» **DATASET**:

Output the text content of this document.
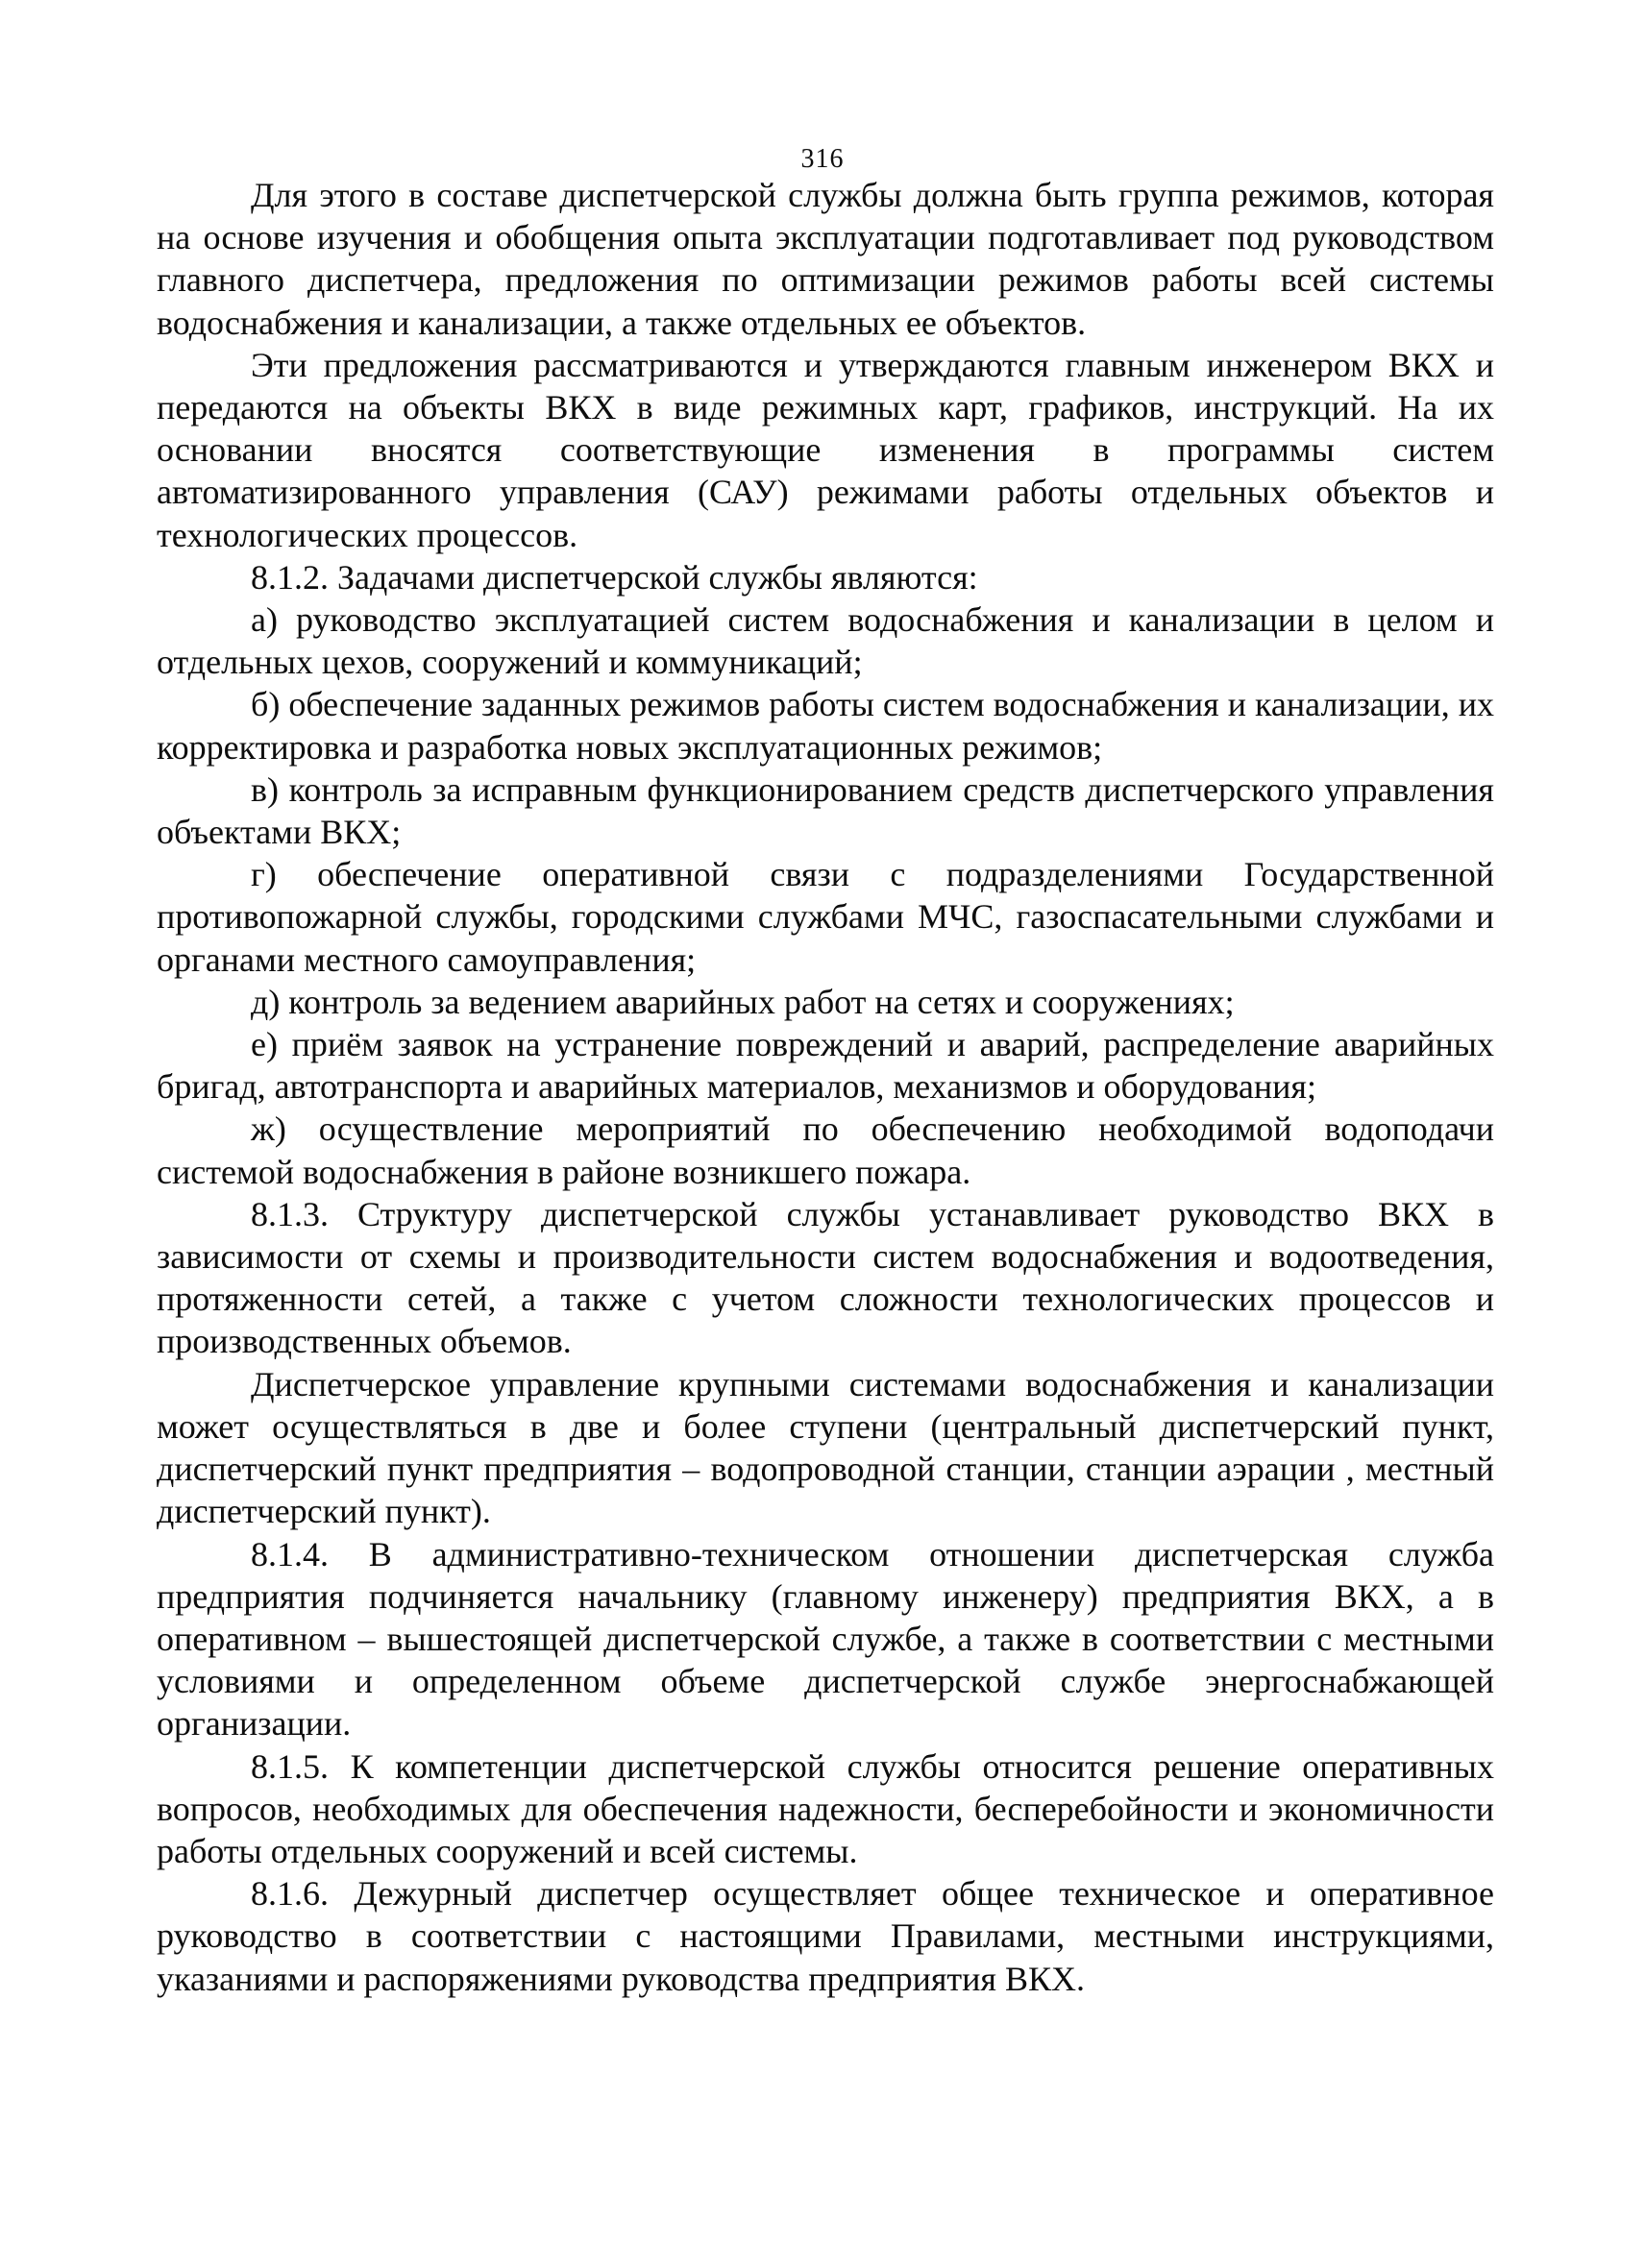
316

Для этого в составе диспетчерской службы должна быть группа режимов, которая на основе изучения и обобщения опыта эксплуатации подготавливает под руководством главного диспетчера, предложения по оптимизации режимов работы всей системы водоснабжения и канализации, а также отдельных ее объектов.

Эти предложения рассматриваются и утверждаются главным инженером ВКХ и передаются на объекты ВКХ в виде режимных карт, графиков, инструкций. На их основании вносятся соответствующие изменения в программы систем автоматизированного управления (САУ) режимами работы отдельных объектов и технологических процессов.

8.1.2. Задачами диспетчерской службы являются:

а) руководство эксплуатацией систем водоснабжения и канализации в целом и отдельных цехов, сооружений и коммуникаций;

б) обеспечение заданных режимов работы систем водоснабжения и канализации, их корректировка и разработка новых эксплуатационных режимов;

в) контроль за исправным функционированием средств диспетчерского управления объектами ВКХ;

г) обеспечение оперативной связи с подразделениями Государственной противопожарной службы, городскими службами МЧС, газоспасательными службами и органами местного самоуправления;

д) контроль за ведением аварийных работ на сетях и сооружениях;

е) приём заявок на устранение повреждений и аварий, распределение аварийных бригад, автотранспорта и аварийных материалов, механизмов и оборудования;

ж) осуществление мероприятий по обеспечению необходимой водоподачи системой водоснабжения в районе возникшего пожара.

8.1.3. Структуру диспетчерской службы устанавливает руководство ВКХ в зависимости от схемы и производительности систем водоснабжения и водоотведения, протяженности сетей, а также с учетом сложности технологических процессов и производственных объемов.

Диспетчерское управление крупными системами водоснабжения и канализации может осуществляться в две и более ступени (центральный диспетчерский пункт, диспетчерский пункт предприятия – водопроводной станции, станции аэрации , местный диспетчерский пункт).

8.1.4. В административно-техническом отношении диспетчерская служба предприятия подчиняется начальнику (главному инженеру) предприятия ВКХ, а в оперативном – вышестоящей диспетчерской службе, а также в соответствии с местными условиями и определенном объеме диспетчерской службе энергоснабжающей организации.

8.1.5. К компетенции диспетчерской службы относится решение оперативных вопросов, необходимых для обеспечения надежности, бесперебойности и экономичности работы отдельных сооружений и всей системы.

8.1.6. Дежурный диспетчер осуществляет общее техническое и оперативное руководство в соответствии с настоящими Правилами, местными инструкциями, указаниями и распоряжениями руководства предприятия ВКХ.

» **SHORT EXERCISE**: Find each line holding the string "всей" and copy it out.

» **THE SOLUTION**:
Для этого в составе диспетчерской службы должна быть группа режимов, которая на основе изучения и обобщения опыта эксплуатации подготавливает под руководством главного диспетчера, предложения по оптимизации режимов работы всей системы водоснабжения и канализации, а также отдельных ее объектов.
8.1.5. К компетенции диспетчерской службы относится решение оперативных вопросов, необходимых для обеспечения надежности, бесперебойности и экономичности работы отдельных сооружений и всей системы.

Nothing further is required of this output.